WHAT TO WORK ON
Return the entries that follow line for line, leaving every character unchanged.

EXERCISE DATA

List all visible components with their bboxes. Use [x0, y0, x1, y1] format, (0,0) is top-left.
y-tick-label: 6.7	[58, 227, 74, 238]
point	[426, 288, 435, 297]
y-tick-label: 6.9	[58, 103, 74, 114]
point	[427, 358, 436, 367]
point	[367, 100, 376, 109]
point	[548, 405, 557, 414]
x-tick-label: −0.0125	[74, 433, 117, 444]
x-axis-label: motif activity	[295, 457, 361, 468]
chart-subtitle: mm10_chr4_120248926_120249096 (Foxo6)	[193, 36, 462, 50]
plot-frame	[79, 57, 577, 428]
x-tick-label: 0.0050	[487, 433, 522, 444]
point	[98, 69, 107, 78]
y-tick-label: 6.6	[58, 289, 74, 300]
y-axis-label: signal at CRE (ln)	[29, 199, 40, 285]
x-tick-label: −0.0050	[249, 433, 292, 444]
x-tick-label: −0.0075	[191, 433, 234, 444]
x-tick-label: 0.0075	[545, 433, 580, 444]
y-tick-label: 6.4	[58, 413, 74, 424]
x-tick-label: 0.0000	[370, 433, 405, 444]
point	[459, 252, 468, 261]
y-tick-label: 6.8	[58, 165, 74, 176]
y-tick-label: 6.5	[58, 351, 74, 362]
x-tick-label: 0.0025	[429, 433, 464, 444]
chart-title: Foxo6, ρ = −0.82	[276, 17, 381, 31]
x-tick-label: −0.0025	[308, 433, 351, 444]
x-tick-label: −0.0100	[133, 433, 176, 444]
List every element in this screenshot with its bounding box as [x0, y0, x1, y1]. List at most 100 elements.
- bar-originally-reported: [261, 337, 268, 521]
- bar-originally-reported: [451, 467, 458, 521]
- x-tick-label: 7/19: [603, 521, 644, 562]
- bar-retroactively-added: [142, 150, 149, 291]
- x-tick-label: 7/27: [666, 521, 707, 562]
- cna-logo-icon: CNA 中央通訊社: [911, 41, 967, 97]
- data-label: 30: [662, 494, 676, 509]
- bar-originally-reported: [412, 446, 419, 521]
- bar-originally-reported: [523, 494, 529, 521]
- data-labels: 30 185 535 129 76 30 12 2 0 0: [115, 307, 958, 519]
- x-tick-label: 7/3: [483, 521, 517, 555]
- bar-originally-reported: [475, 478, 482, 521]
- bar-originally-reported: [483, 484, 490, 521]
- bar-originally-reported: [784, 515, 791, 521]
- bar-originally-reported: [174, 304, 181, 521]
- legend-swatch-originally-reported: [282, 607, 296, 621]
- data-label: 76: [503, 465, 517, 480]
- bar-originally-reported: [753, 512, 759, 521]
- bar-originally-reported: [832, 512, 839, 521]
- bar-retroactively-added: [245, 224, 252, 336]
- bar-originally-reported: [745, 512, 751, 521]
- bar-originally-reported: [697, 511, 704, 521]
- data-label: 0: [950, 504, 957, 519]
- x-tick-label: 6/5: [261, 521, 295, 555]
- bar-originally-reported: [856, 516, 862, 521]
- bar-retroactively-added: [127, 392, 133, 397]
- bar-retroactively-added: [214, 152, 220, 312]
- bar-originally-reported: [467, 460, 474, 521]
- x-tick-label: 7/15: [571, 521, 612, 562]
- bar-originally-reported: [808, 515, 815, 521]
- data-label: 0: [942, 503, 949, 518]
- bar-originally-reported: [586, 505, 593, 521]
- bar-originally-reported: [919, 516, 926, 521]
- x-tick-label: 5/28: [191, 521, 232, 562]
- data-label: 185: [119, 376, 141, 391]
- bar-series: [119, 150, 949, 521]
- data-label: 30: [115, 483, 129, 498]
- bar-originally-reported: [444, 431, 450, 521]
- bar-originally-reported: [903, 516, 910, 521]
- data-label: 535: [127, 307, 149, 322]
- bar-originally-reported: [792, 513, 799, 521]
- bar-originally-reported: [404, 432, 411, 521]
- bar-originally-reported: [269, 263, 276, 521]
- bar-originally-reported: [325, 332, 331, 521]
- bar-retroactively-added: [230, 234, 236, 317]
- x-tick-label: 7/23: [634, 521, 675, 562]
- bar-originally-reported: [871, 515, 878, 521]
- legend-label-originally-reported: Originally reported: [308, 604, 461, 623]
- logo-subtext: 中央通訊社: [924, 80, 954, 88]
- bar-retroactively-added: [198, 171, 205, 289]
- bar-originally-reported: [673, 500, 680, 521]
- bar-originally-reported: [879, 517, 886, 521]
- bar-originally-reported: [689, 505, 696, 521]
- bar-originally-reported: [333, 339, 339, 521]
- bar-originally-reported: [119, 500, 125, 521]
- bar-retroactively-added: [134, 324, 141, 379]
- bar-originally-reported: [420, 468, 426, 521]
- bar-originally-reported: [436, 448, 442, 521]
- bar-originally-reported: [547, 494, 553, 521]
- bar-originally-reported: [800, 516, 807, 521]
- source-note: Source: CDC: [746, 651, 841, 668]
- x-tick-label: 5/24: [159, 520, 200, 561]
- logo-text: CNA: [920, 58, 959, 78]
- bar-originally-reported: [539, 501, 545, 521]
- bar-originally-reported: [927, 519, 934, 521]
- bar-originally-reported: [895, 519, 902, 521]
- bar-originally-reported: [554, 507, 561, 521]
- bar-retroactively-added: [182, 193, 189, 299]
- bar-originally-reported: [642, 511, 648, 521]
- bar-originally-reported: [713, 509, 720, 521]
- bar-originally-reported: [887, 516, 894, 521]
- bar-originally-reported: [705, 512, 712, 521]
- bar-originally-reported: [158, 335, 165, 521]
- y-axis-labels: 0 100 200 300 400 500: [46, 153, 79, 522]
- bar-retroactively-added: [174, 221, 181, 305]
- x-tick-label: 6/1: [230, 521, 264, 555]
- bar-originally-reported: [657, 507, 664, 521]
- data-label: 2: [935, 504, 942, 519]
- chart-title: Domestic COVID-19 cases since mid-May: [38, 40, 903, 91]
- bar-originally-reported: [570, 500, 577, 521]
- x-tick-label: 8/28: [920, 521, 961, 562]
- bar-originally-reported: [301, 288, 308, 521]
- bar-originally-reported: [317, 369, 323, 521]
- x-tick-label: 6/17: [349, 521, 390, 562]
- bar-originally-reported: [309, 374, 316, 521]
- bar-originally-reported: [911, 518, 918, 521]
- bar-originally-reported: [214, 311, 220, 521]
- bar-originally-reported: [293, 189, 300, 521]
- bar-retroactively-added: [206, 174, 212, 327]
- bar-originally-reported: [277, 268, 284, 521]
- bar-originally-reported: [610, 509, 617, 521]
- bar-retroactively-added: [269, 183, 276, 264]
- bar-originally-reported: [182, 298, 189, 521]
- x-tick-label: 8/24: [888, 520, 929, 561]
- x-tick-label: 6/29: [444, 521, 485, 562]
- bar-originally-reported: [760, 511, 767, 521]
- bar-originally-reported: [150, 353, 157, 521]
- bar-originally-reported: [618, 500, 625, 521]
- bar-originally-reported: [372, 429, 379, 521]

RESULT FOR THIS TASK
List all visible components with their bboxes. Use [x0, y0, x1, y1] format, (0,0) is top-left.
y-tick-label: 6.7	[58, 227, 74, 238]
point	[426, 288, 435, 297]
y-tick-label: 6.9	[58, 103, 74, 114]
point	[427, 358, 436, 367]
point	[367, 100, 376, 109]
point	[548, 405, 557, 414]
x-tick-label: −0.0125	[74, 433, 117, 444]
x-axis-label: motif activity	[295, 457, 361, 468]
chart-subtitle: mm10_chr4_120248926_120249096 (Foxo6)	[193, 36, 462, 50]
plot-frame	[79, 57, 577, 428]
x-tick-label: 0.0050	[487, 433, 522, 444]
point	[98, 69, 107, 78]
y-tick-label: 6.6	[58, 289, 74, 300]
y-axis-label: signal at CRE (ln)	[29, 199, 40, 285]
x-tick-label: −0.0050	[249, 433, 292, 444]
x-tick-label: −0.0075	[191, 433, 234, 444]
x-tick-label: 0.0075	[545, 433, 580, 444]
y-tick-label: 6.4	[58, 413, 74, 424]
x-tick-label: 0.0000	[370, 433, 405, 444]
point	[459, 252, 468, 261]
y-tick-label: 6.8	[58, 165, 74, 176]
y-tick-label: 6.5	[58, 351, 74, 362]
x-tick-label: 0.0025	[429, 433, 464, 444]
chart-title: Foxo6, ρ = −0.82	[276, 17, 381, 31]
x-tick-label: −0.0025	[308, 433, 351, 444]
x-tick-label: −0.0100	[133, 433, 176, 444]
List every element in this screenshot with its bounding box as [x0, y0, x1, y1]. List at most 100 elements.
- bar-originally-reported: [261, 337, 268, 521]
- bar-originally-reported: [451, 467, 458, 521]
- x-tick-label: 7/19: [603, 521, 644, 562]
- bar-retroactively-added: [142, 150, 149, 291]
- x-tick-label: 7/27: [666, 521, 707, 562]
- cna-logo-icon: CNA 中央通訊社: [911, 41, 967, 97]
- data-label: 30: [662, 494, 676, 509]
- bar-originally-reported: [412, 446, 419, 521]
- bar-originally-reported: [523, 494, 529, 521]
- data-labels: 30 185 535 129 76 30 12 2 0 0: [115, 307, 958, 519]
- x-tick-label: 7/3: [483, 521, 517, 555]
- bar-originally-reported: [475, 478, 482, 521]
- bar-originally-reported: [483, 484, 490, 521]
- bar-originally-reported: [784, 515, 791, 521]
- bar-originally-reported: [174, 304, 181, 521]
- legend-swatch-originally-reported: [282, 607, 296, 621]
- data-label: 76: [503, 465, 517, 480]
- bar-originally-reported: [753, 512, 759, 521]
- bar-originally-reported: [832, 512, 839, 521]
- bar-retroactively-added: [245, 224, 252, 336]
- bar-originally-reported: [745, 512, 751, 521]
- bar-originally-reported: [697, 511, 704, 521]
- data-label: 0: [950, 504, 957, 519]
- x-tick-label: 6/5: [261, 521, 295, 555]
- bar-originally-reported: [856, 516, 862, 521]
- bar-retroactively-added: [127, 392, 133, 397]
- bar-retroactively-added: [214, 152, 220, 312]
- bar-originally-reported: [467, 460, 474, 521]
- x-tick-label: 7/15: [571, 521, 612, 562]
- bar-originally-reported: [808, 515, 815, 521]
- data-label: 0: [942, 503, 949, 518]
- bar-originally-reported: [586, 505, 593, 521]
- bar-originally-reported: [919, 516, 926, 521]
- x-tick-label: 5/28: [191, 521, 232, 562]
- data-label: 185: [119, 376, 141, 391]
- bar-series: [119, 150, 949, 521]
- data-label: 30: [115, 483, 129, 498]
- bar-originally-reported: [444, 431, 450, 521]
- bar-originally-reported: [903, 516, 910, 521]
- data-label: 535: [127, 307, 149, 322]
- bar-originally-reported: [792, 513, 799, 521]
- bar-originally-reported: [404, 432, 411, 521]
- bar-originally-reported: [269, 263, 276, 521]
- bar-originally-reported: [325, 332, 331, 521]
- bar-retroactively-added: [230, 234, 236, 317]
- x-tick-label: 7/23: [634, 521, 675, 562]
- bar-originally-reported: [871, 515, 878, 521]
- legend-label-originally-reported: Originally reported: [308, 604, 461, 623]
- logo-subtext: 中央通訊社: [924, 80, 954, 88]
- bar-retroactively-added: [198, 171, 205, 289]
- bar-originally-reported: [673, 500, 680, 521]
- bar-originally-reported: [879, 517, 886, 521]
- bar-originally-reported: [689, 505, 696, 521]
- bar-originally-reported: [333, 339, 339, 521]
- bar-originally-reported: [119, 500, 125, 521]
- bar-retroactively-added: [134, 324, 141, 379]
- bar-originally-reported: [420, 468, 426, 521]
- bar-originally-reported: [436, 448, 442, 521]
- bar-originally-reported: [547, 494, 553, 521]
- bar-originally-reported: [800, 516, 807, 521]
- source-note: Source: CDC: [746, 651, 841, 668]
- x-tick-label: 5/24: [159, 520, 200, 561]
- logo-text: CNA: [920, 58, 959, 78]
- bar-originally-reported: [539, 501, 545, 521]
- bar-originally-reported: [927, 519, 934, 521]
- bar-originally-reported: [895, 519, 902, 521]
- bar-originally-reported: [554, 507, 561, 521]
- bar-retroactively-added: [182, 193, 189, 299]
- bar-originally-reported: [642, 511, 648, 521]
- bar-originally-reported: [713, 509, 720, 521]
- bar-originally-reported: [887, 516, 894, 521]
- bar-originally-reported: [705, 512, 712, 521]
- bar-originally-reported: [158, 335, 165, 521]
- y-axis-labels: 0 100 200 300 400 500: [46, 153, 79, 522]
- bar-retroactively-added: [174, 221, 181, 305]
- x-tick-label: 6/1: [230, 521, 264, 555]
- bar-originally-reported: [657, 507, 664, 521]
- data-label: 2: [935, 504, 942, 519]
- chart-title: Domestic COVID-19 cases since mid-May: [38, 40, 903, 91]
- bar-originally-reported: [570, 500, 577, 521]
- x-tick-label: 8/28: [920, 521, 961, 562]
- bar-originally-reported: [301, 288, 308, 521]
- bar-originally-reported: [317, 369, 323, 521]
- x-tick-label: 6/17: [349, 521, 390, 562]
- bar-originally-reported: [309, 374, 316, 521]
- bar-originally-reported: [911, 518, 918, 521]
- bar-originally-reported: [214, 311, 220, 521]
- bar-originally-reported: [293, 189, 300, 521]
- bar-retroactively-added: [206, 174, 212, 327]
- bar-originally-reported: [277, 268, 284, 521]
- bar-originally-reported: [610, 509, 617, 521]
- bar-retroactively-added: [269, 183, 276, 264]
- bar-originally-reported: [182, 298, 189, 521]
- x-tick-label: 8/24: [888, 520, 929, 561]
- x-tick-label: 6/29: [444, 521, 485, 562]
- bar-originally-reported: [760, 511, 767, 521]
- bar-originally-reported: [150, 353, 157, 521]
- bar-originally-reported: [618, 500, 625, 521]
- bar-originally-reported: [372, 429, 379, 521]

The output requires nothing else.